+++ Source records

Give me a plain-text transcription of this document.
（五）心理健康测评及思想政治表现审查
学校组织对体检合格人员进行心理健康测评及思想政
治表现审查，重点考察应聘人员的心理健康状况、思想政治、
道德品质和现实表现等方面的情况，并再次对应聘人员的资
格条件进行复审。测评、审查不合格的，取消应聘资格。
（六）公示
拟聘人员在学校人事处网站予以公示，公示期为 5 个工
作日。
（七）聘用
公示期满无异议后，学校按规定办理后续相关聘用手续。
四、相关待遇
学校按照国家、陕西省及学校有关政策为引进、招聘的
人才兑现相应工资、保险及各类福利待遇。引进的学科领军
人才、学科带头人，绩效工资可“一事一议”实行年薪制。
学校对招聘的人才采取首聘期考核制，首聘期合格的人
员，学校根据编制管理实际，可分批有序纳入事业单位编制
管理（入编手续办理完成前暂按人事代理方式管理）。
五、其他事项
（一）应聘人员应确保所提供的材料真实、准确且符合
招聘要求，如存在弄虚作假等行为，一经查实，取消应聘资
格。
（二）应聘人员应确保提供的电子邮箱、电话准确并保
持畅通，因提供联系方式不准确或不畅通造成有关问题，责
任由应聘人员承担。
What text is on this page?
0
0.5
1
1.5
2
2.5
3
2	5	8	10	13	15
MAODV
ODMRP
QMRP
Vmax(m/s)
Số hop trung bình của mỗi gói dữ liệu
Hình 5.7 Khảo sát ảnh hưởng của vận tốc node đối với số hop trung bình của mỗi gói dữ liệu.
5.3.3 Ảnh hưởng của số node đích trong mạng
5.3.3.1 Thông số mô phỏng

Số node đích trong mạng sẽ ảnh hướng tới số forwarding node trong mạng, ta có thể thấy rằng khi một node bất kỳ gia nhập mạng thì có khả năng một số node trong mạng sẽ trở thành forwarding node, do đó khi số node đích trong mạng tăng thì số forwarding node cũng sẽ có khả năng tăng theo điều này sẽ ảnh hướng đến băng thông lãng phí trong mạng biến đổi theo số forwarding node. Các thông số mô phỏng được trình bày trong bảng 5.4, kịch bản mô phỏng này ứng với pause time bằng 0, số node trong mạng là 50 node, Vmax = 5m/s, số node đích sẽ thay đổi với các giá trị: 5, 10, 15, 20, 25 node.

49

++++++

- [Exercise requirements] From the material above, gather all lines that include the string "liệu" and copy them.

- [Expected output]
Số hop trung bình của mỗi gói dữ liệu
Hình 5.7 Khảo sát ảnh hưởng của vận tốc node đối với số hop trung bình của mỗi gói dữ liệu.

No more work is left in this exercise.